Written task: Go through the listing below and list every line with "problems".

Data entries:
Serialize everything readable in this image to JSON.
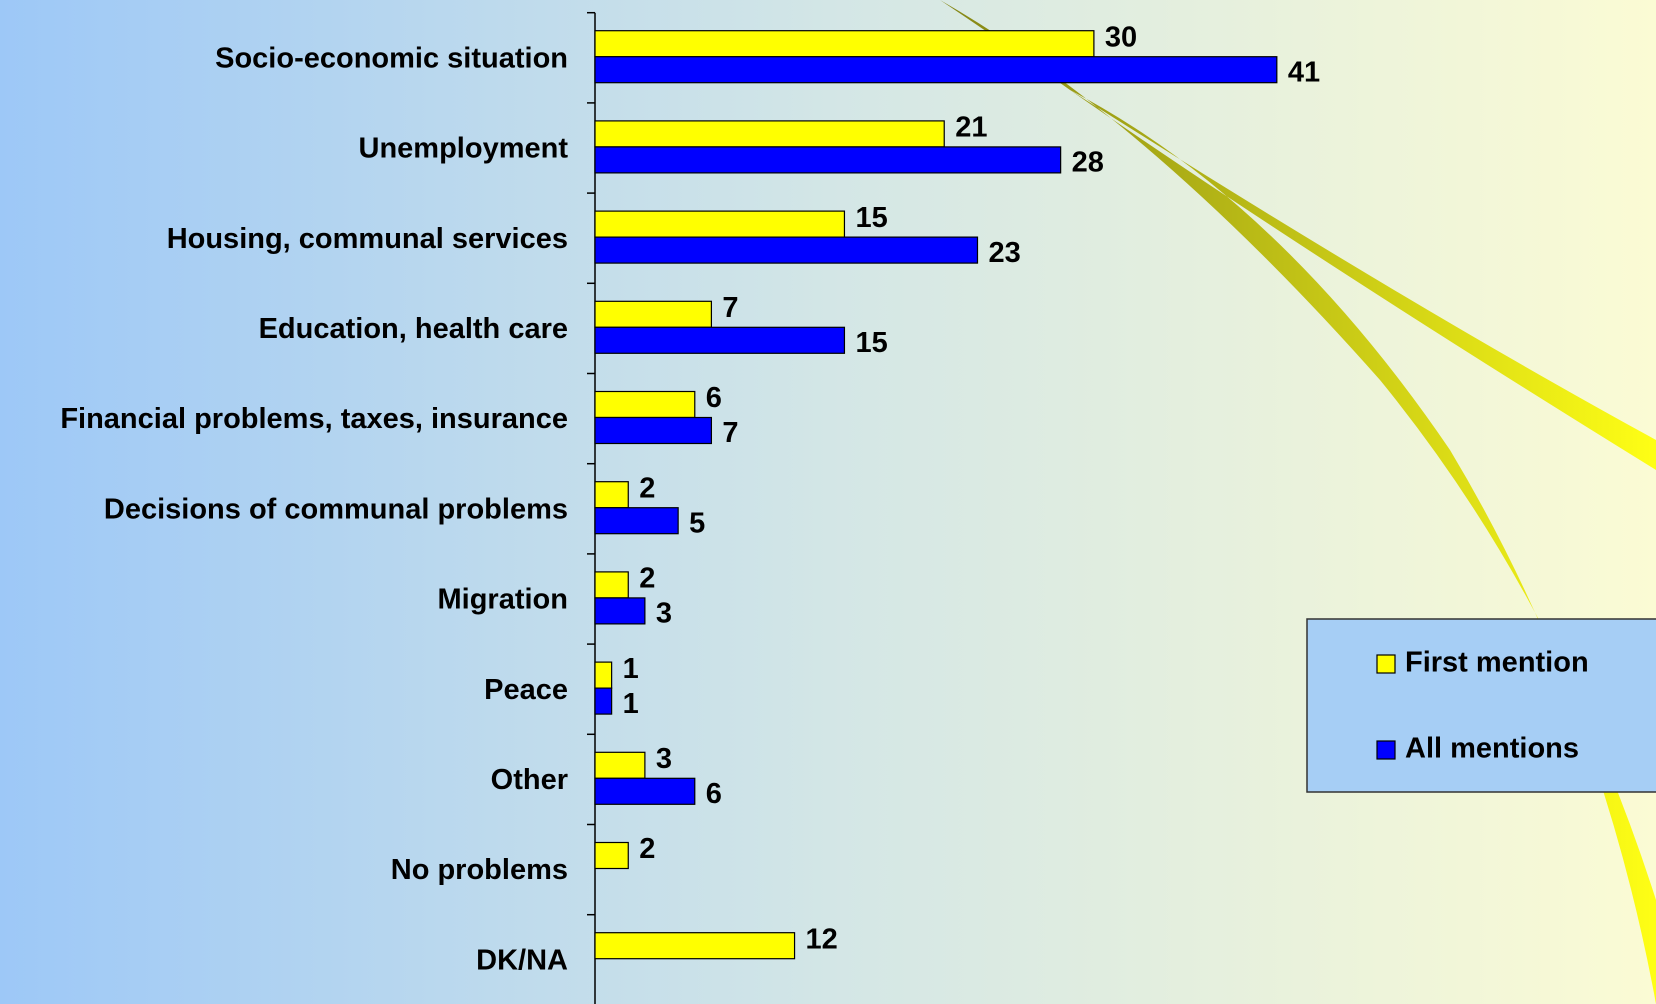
{
  "chart_data": {
    "type": "bar",
    "orientation": "horizontal",
    "categories": [
      "Socio-economic situation",
      "Unemployment",
      "Housing, communal services",
      "Education, health care",
      "Financial problems, taxes, insurance",
      "Decisions of communal problems",
      "Migration",
      "Peace",
      "Other",
      "No problems",
      "DK/NA"
    ],
    "series": [
      {
        "name": "First mention",
        "color": "#ffff00",
        "values": [
          30,
          21,
          15,
          7,
          6,
          2,
          2,
          1,
          3,
          2,
          12
        ]
      },
      {
        "name": "All mentions",
        "color": "#0000ff",
        "values": [
          41,
          28,
          23,
          15,
          7,
          5,
          3,
          1,
          6,
          null,
          null
        ]
      }
    ],
    "legend": "right"
  }
}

Output below:
      "Financial problems, taxes, insurance",
      "Decisions of communal problems",
      "No problems",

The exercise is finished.